**Exercise brief:** Transcribe each line of the records below exactly, excluding any embedded images.

Data records:
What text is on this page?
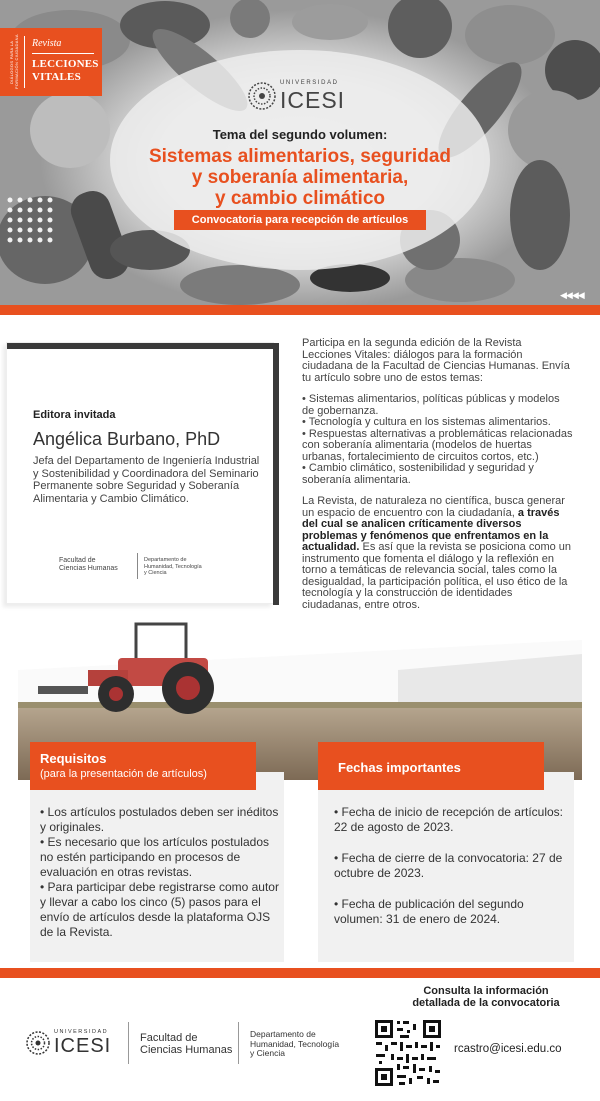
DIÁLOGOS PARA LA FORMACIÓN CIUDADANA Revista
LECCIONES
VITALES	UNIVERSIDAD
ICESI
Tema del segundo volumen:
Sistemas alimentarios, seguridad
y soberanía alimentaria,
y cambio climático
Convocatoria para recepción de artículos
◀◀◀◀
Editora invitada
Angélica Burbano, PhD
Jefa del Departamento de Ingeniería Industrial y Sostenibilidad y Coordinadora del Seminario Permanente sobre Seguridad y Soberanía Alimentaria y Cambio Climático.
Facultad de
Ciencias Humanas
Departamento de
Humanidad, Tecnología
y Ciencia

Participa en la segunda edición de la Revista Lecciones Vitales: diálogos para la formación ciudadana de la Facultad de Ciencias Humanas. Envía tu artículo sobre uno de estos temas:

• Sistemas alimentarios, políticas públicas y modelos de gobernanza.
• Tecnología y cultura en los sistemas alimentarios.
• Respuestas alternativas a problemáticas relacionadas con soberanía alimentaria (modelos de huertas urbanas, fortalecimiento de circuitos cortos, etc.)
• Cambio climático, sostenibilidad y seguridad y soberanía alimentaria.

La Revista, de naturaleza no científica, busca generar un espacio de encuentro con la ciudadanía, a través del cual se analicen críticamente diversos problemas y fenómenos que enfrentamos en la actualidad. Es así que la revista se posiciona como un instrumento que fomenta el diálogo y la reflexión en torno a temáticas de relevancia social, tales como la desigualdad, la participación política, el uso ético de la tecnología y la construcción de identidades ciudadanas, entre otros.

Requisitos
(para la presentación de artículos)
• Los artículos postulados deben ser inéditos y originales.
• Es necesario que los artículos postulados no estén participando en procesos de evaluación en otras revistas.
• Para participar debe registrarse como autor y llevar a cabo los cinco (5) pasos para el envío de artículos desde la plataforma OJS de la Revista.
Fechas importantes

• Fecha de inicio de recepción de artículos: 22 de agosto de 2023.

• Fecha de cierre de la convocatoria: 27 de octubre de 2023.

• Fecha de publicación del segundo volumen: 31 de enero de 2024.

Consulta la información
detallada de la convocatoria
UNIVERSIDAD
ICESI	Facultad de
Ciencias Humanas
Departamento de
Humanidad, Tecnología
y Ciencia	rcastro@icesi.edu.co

**Expected answer:**
What text is on this page?
DIÁLOGOS PARA LA FORMACIÓN CIUDADANA Revista
LECCIONES
VITALES	UNIVERSIDAD
ICESI
Tema del segundo volumen:
Sistemas alimentarios, seguridad
y soberanía alimentaria,
y cambio climático
Convocatoria para recepción de artículos
◀◀◀◀
Editora invitada
Angélica Burbano, PhD
Jefa del Departamento de Ingeniería Industrial y Sostenibilidad y Coordinadora del Seminario Permanente sobre Seguridad y Soberanía Alimentaria y Cambio Climático.
Facultad de
Ciencias Humanas
Departamento de
Humanidad, Tecnología
y Ciencia

Participa en la segunda edición de la Revista Lecciones Vitales: diálogos para la formación ciudadana de la Facultad de Ciencias Humanas. Envía tu artículo sobre uno de estos temas:

• Sistemas alimentarios, políticas públicas y modelos de gobernanza.
• Tecnología y cultura en los sistemas alimentarios.
• Respuestas alternativas a problemáticas relacionadas con soberanía alimentaria (modelos de huertas urbanas, fortalecimiento de circuitos cortos, etc.)
• Cambio climático, sostenibilidad y seguridad y soberanía alimentaria.

La Revista, de naturaleza no científica, busca generar un espacio de encuentro con la ciudadanía, a través del cual se analicen críticamente diversos problemas y fenómenos que enfrentamos en la actualidad. Es así que la revista se posiciona como un instrumento que fomenta el diálogo y la reflexión en torno a temáticas de relevancia social, tales como la desigualdad, la participación política, el uso ético de la tecnología y la construcción de identidades ciudadanas, entre otros.

Requisitos
(para la presentación de artículos)
• Los artículos postulados deben ser inéditos y originales.
• Es necesario que los artículos postulados no estén participando en procesos de evaluación en otras revistas.
• Para participar debe registrarse como autor y llevar a cabo los cinco (5) pasos para el envío de artículos desde la plataforma OJS de la Revista.
Fechas importantes

• Fecha de inicio de recepción de artículos: 22 de agosto de 2023.

• Fecha de cierre de la convocatoria: 27 de octubre de 2023.

• Fecha de publicación del segundo volumen: 31 de enero de 2024.

Consulta la información
detallada de la convocatoria
UNIVERSIDAD
ICESI	Facultad de
Ciencias Humanas
Departamento de
Humanidad, Tecnología
y Ciencia	rcastro@icesi.edu.co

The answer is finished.